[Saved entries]
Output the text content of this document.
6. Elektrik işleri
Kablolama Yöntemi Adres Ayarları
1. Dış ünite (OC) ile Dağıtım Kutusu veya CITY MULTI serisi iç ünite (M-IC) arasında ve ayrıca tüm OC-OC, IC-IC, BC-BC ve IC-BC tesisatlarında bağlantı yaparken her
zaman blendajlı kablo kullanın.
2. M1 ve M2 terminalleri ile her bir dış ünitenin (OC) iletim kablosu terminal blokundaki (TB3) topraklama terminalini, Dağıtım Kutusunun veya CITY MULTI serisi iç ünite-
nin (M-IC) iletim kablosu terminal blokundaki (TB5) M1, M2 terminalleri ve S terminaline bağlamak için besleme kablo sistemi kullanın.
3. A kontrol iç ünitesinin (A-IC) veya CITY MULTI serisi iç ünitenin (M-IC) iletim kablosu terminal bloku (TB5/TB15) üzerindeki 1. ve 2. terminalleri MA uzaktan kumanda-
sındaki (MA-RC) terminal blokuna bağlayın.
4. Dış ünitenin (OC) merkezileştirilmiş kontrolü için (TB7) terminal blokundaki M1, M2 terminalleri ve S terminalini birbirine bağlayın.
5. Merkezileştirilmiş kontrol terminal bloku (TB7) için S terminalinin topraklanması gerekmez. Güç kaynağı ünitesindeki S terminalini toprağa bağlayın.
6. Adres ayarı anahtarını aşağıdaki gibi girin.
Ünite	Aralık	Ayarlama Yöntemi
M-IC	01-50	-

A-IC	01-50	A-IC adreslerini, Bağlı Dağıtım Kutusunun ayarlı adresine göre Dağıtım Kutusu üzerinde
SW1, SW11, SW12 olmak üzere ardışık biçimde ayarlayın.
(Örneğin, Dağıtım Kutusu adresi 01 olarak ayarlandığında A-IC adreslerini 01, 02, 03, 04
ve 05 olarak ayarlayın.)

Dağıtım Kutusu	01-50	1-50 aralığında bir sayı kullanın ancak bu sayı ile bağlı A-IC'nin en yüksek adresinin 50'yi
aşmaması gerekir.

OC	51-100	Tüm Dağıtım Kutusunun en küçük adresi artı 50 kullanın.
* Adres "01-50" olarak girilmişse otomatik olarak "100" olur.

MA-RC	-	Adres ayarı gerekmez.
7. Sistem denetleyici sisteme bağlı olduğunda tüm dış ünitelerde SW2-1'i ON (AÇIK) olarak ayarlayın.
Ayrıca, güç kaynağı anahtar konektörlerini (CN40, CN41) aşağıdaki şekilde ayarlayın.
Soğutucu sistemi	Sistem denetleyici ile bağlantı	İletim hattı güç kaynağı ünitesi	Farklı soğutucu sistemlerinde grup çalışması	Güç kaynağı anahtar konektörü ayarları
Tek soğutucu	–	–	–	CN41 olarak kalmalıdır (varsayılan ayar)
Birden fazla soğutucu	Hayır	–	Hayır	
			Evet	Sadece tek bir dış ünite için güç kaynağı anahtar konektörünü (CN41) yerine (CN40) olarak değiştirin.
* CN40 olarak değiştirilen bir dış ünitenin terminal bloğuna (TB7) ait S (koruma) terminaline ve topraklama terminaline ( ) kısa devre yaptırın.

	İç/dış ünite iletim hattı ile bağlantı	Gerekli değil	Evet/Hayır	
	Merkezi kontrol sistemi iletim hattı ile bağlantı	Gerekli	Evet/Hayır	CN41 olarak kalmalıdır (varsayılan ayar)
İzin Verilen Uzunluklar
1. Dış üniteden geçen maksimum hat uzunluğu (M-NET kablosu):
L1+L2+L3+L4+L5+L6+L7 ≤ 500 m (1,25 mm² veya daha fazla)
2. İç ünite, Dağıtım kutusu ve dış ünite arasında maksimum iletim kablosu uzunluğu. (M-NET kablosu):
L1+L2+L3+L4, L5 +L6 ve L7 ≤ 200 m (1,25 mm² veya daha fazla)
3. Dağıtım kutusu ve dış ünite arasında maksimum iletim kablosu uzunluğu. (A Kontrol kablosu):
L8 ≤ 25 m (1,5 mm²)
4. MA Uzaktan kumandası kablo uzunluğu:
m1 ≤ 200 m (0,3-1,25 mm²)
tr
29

_THE REQUEST_
Print all the data exactly.

_TASK ANSWER_
Output the text content of this document.
6. Elektrik işleri
Kablolama Yöntemi Adres Ayarları
1. Dış ünite (OC) ile Dağıtım Kutusu veya CITY MULTI serisi iç ünite (M-IC) arasında ve ayrıca tüm OC-OC, IC-IC, BC-BC ve IC-BC tesisatlarında bağlantı yaparken her
zaman blendajlı kablo kullanın.
2. M1 ve M2 terminalleri ile her bir dış ünitenin (OC) iletim kablosu terminal blokundaki (TB3) topraklama terminalini, Dağıtım Kutusunun veya CITY MULTI serisi iç ünite-
nin (M-IC) iletim kablosu terminal blokundaki (TB5) M1, M2 terminalleri ve S terminaline bağlamak için besleme kablo sistemi kullanın.
3. A kontrol iç ünitesinin (A-IC) veya CITY MULTI serisi iç ünitenin (M-IC) iletim kablosu terminal bloku (TB5/TB15) üzerindeki 1. ve 2. terminalleri MA uzaktan kumanda-
sındaki (MA-RC) terminal blokuna bağlayın.
4. Dış ünitenin (OC) merkezileştirilmiş kontrolü için (TB7) terminal blokundaki M1, M2 terminalleri ve S terminalini birbirine bağlayın.
5. Merkezileştirilmiş kontrol terminal bloku (TB7) için S terminalinin topraklanması gerekmez. Güç kaynağı ünitesindeki S terminalini toprağa bağlayın.
6. Adres ayarı anahtarını aşağıdaki gibi girin.
Ünite	Aralık	Ayarlama Yöntemi
M-IC	01-50	-

A-IC	01-50	A-IC adreslerini, Bağlı Dağıtım Kutusunun ayarlı adresine göre Dağıtım Kutusu üzerinde
SW1, SW11, SW12 olmak üzere ardışık biçimde ayarlayın.
(Örneğin, Dağıtım Kutusu adresi 01 olarak ayarlandığında A-IC adreslerini 01, 02, 03, 04
ve 05 olarak ayarlayın.)

Dağıtım Kutusu	01-50	1-50 aralığında bir sayı kullanın ancak bu sayı ile bağlı A-IC'nin en yüksek adresinin 50'yi
aşmaması gerekir.

OC	51-100	Tüm Dağıtım Kutusunun en küçük adresi artı 50 kullanın.
* Adres "01-50" olarak girilmişse otomatik olarak "100" olur.

MA-RC	-	Adres ayarı gerekmez.
7. Sistem denetleyici sisteme bağlı olduğunda tüm dış ünitelerde SW2-1'i ON (AÇIK) olarak ayarlayın.
Ayrıca, güç kaynağı anahtar konektörlerini (CN40, CN41) aşağıdaki şekilde ayarlayın.
Soğutucu sistemi	Sistem denetleyici ile bağlantı	İletim hattı güç kaynağı ünitesi	Farklı soğutucu sistemlerinde grup çalışması	Güç kaynağı anahtar konektörü ayarları
Tek soğutucu	–	–	–	CN41 olarak kalmalıdır (varsayılan ayar)
Birden fazla soğutucu	Hayır	–	Hayır	
			Evet	Sadece tek bir dış ünite için güç kaynağı anahtar konektörünü (CN41) yerine (CN40) olarak değiştirin.
* CN40 olarak değiştirilen bir dış ünitenin terminal bloğuna (TB7) ait S (koruma) terminaline ve topraklama terminaline ( ) kısa devre yaptırın.

	İç/dış ünite iletim hattı ile bağlantı	Gerekli değil	Evet/Hayır	
	Merkezi kontrol sistemi iletim hattı ile bağlantı	Gerekli	Evet/Hayır	CN41 olarak kalmalıdır (varsayılan ayar)
İzin Verilen Uzunluklar
1. Dış üniteden geçen maksimum hat uzunluğu (M-NET kablosu):
L1+L2+L3+L4+L5+L6+L7 ≤ 500 m (1,25 mm² veya daha fazla)
2. İç ünite, Dağıtım kutusu ve dış ünite arasında maksimum iletim kablosu uzunluğu. (M-NET kablosu):
L1+L2+L3+L4, L5 +L6 ve L7 ≤ 200 m (1,25 mm² veya daha fazla)
3. Dağıtım kutusu ve dış ünite arasında maksimum iletim kablosu uzunluğu. (A Kontrol kablosu):
L8 ≤ 25 m (1,5 mm²)
4. MA Uzaktan kumandası kablo uzunluğu:
m1 ≤ 200 m (0,3-1,25 mm²)
tr
29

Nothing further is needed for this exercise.